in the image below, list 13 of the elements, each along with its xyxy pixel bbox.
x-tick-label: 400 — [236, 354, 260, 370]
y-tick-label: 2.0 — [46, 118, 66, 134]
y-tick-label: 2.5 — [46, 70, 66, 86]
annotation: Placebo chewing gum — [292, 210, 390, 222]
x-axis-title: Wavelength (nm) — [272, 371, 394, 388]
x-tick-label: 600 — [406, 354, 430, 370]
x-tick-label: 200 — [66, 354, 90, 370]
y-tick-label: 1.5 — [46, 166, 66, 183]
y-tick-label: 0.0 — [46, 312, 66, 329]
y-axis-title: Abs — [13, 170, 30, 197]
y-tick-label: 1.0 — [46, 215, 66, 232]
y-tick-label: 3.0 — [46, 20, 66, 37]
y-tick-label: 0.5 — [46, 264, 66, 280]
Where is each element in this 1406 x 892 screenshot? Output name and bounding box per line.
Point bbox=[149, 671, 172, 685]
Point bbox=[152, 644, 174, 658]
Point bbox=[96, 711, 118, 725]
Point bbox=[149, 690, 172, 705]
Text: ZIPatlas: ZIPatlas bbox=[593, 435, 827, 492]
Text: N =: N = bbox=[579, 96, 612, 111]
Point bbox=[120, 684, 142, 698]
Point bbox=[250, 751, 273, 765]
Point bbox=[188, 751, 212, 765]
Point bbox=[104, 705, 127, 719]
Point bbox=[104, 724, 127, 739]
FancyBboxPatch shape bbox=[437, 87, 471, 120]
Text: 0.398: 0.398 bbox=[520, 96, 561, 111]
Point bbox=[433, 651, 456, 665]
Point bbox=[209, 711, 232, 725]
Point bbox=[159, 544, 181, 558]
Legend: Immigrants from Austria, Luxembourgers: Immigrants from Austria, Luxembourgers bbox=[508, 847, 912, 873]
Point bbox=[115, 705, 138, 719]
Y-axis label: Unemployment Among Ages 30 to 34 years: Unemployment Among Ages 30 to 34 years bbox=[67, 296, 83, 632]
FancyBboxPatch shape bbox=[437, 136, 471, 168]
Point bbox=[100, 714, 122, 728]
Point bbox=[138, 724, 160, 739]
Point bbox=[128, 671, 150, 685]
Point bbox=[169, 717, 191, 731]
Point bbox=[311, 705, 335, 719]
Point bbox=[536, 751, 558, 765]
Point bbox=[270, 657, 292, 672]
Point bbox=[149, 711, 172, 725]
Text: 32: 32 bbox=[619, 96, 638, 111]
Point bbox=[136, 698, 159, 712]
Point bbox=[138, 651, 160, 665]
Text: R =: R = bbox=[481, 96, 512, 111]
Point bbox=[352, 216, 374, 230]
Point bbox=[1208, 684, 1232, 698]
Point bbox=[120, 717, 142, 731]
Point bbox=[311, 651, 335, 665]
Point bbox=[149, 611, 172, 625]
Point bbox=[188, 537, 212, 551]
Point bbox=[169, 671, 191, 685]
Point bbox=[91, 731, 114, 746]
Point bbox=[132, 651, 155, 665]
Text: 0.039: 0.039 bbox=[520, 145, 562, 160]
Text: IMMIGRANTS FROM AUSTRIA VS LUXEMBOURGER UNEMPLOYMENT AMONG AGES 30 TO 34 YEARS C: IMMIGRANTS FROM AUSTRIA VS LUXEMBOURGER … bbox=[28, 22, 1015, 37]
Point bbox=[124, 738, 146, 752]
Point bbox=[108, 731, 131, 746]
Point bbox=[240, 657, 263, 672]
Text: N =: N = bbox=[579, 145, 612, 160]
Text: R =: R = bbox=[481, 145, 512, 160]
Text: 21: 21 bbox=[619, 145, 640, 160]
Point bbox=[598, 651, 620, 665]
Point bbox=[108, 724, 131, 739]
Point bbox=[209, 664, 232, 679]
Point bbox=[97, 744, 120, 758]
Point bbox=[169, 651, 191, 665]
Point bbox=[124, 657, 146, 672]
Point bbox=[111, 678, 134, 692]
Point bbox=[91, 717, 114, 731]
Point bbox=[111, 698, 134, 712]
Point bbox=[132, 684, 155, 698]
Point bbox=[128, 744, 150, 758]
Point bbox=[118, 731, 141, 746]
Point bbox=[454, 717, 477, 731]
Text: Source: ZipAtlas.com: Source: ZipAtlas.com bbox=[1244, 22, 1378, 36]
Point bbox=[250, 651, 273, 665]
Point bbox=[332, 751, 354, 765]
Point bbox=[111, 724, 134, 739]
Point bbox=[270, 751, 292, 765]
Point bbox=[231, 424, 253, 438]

**Goal:**
Rewrite all of the lines above, renaming every "Point" to "Marker" and leaving everything else unchanged.

**Full response:**
in the image below, list 13 of the elements, each along with its xyxy pixel bbox.
x-tick-label: 400 — [236, 354, 260, 370]
y-tick-label: 2.0 — [46, 118, 66, 134]
y-tick-label: 2.5 — [46, 70, 66, 86]
annotation: Placebo chewing gum — [292, 210, 390, 222]
x-axis-title: Wavelength (nm) — [272, 371, 394, 388]
x-tick-label: 600 — [406, 354, 430, 370]
x-tick-label: 200 — [66, 354, 90, 370]
y-tick-label: 1.5 — [46, 166, 66, 183]
y-tick-label: 0.0 — [46, 312, 66, 329]
y-axis-title: Abs — [13, 170, 30, 197]
y-tick-label: 1.0 — [46, 215, 66, 232]
y-tick-label: 3.0 — [46, 20, 66, 37]
y-tick-label: 0.5 — [46, 264, 66, 280]
Where is each element in this 1406 x 892 screenshot? Output name and bounding box per line.
Marker bbox=[149, 671, 172, 685]
Marker bbox=[152, 644, 174, 658]
Marker bbox=[96, 711, 118, 725]
Marker bbox=[149, 690, 172, 705]
Text: ZIPatlas: ZIPatlas bbox=[593, 435, 827, 492]
Text: N =: N = bbox=[579, 96, 612, 111]
Marker bbox=[120, 684, 142, 698]
Marker bbox=[250, 751, 273, 765]
Marker bbox=[188, 751, 212, 765]
Marker bbox=[104, 705, 127, 719]
Marker bbox=[104, 724, 127, 739]
FancyBboxPatch shape bbox=[437, 87, 471, 120]
Text: 0.398: 0.398 bbox=[520, 96, 561, 111]
Marker bbox=[433, 651, 456, 665]
Marker bbox=[209, 711, 232, 725]
Marker bbox=[159, 544, 181, 558]
Legend: Immigrants from Austria, Luxembourgers: Immigrants from Austria, Luxembourgers bbox=[508, 847, 912, 873]
Marker bbox=[115, 705, 138, 719]
Y-axis label: Unemployment Among Ages 30 to 34 years: Unemployment Among Ages 30 to 34 years bbox=[67, 296, 83, 632]
FancyBboxPatch shape bbox=[437, 136, 471, 168]
Marker bbox=[100, 714, 122, 728]
Marker bbox=[138, 724, 160, 739]
Marker bbox=[128, 671, 150, 685]
Marker bbox=[169, 717, 191, 731]
Marker bbox=[311, 705, 335, 719]
Marker bbox=[536, 751, 558, 765]
Marker bbox=[270, 657, 292, 672]
Marker bbox=[149, 711, 172, 725]
Text: 32: 32 bbox=[619, 96, 638, 111]
Marker bbox=[136, 698, 159, 712]
Marker bbox=[138, 651, 160, 665]
Text: R =: R = bbox=[481, 96, 512, 111]
Marker bbox=[352, 216, 374, 230]
Marker bbox=[1208, 684, 1232, 698]
Marker bbox=[120, 717, 142, 731]
Marker bbox=[311, 651, 335, 665]
Marker bbox=[149, 611, 172, 625]
Marker bbox=[188, 537, 212, 551]
Marker bbox=[169, 671, 191, 685]
Marker bbox=[91, 731, 114, 746]
Marker bbox=[132, 651, 155, 665]
Text: 0.039: 0.039 bbox=[520, 145, 562, 160]
Text: IMMIGRANTS FROM AUSTRIA VS LUXEMBOURGER UNEMPLOYMENT AMONG AGES 30 TO 34 YEARS C: IMMIGRANTS FROM AUSTRIA VS LUXEMBOURGER … bbox=[28, 22, 1015, 37]
Marker bbox=[124, 738, 146, 752]
Marker bbox=[108, 731, 131, 746]
Marker bbox=[240, 657, 263, 672]
Text: N =: N = bbox=[579, 145, 612, 160]
Text: R =: R = bbox=[481, 145, 512, 160]
Text: 21: 21 bbox=[619, 145, 640, 160]
Marker bbox=[598, 651, 620, 665]
Marker bbox=[108, 724, 131, 739]
Marker bbox=[209, 664, 232, 679]
Marker bbox=[97, 744, 120, 758]
Marker bbox=[169, 651, 191, 665]
Marker bbox=[124, 657, 146, 672]
Marker bbox=[111, 678, 134, 692]
Marker bbox=[91, 717, 114, 731]
Marker bbox=[111, 698, 134, 712]
Marker bbox=[132, 684, 155, 698]
Marker bbox=[128, 744, 150, 758]
Marker bbox=[118, 731, 141, 746]
Marker bbox=[454, 717, 477, 731]
Text: Source: ZipAtlas.com: Source: ZipAtlas.com bbox=[1244, 22, 1378, 36]
Marker bbox=[250, 651, 273, 665]
Marker bbox=[332, 751, 354, 765]
Marker bbox=[111, 724, 134, 739]
Marker bbox=[270, 751, 292, 765]
Marker bbox=[231, 424, 253, 438]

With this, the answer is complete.